--- INSTRUCTION ---
Find the lines with the string "chevron" and return them.

Extracted records
- - - - -
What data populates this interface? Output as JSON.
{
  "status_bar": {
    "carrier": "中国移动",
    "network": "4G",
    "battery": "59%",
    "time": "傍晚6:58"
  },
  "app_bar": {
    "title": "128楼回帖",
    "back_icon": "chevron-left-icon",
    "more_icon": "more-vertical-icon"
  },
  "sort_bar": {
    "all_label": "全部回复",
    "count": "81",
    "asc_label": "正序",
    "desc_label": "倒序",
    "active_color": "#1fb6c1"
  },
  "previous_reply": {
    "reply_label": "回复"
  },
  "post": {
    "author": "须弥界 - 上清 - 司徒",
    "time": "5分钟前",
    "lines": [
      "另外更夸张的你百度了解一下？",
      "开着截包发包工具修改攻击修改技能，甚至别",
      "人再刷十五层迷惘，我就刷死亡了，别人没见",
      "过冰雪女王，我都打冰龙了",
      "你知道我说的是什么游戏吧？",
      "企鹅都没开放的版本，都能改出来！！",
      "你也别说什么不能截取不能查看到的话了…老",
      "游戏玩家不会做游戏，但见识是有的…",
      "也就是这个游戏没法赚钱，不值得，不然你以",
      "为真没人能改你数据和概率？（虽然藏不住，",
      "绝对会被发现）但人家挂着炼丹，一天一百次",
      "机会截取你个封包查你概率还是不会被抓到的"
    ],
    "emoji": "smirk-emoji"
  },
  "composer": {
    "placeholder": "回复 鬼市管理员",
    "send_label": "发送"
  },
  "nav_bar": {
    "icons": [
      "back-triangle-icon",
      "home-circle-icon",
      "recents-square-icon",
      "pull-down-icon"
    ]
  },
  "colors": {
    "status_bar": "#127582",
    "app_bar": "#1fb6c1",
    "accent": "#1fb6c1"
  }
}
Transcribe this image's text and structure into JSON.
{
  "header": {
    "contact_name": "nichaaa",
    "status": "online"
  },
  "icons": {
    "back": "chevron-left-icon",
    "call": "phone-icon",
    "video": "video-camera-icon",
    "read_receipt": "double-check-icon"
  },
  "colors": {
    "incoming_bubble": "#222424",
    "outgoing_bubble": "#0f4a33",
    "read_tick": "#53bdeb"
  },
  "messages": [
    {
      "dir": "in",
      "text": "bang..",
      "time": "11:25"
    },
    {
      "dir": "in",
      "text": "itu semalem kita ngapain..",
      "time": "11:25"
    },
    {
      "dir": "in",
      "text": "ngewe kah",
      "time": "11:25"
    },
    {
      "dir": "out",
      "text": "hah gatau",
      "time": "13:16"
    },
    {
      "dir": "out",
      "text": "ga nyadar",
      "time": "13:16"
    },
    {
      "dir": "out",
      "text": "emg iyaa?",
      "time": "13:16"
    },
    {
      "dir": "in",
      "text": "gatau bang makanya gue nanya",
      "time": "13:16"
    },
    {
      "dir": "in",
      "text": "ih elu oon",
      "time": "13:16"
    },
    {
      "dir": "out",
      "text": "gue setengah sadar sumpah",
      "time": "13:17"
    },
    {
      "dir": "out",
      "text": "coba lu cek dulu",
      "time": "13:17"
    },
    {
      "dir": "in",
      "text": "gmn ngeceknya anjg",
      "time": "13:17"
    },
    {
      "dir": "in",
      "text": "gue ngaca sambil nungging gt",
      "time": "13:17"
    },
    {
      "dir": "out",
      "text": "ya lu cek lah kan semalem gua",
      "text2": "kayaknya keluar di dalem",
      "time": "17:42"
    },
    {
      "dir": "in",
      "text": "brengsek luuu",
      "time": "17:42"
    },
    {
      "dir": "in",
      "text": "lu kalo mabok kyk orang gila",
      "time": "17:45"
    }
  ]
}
- - - - -
--- TASK RESULT ---
    "back_icon": "chevron-left-icon",
    "back": "chevron-left-icon",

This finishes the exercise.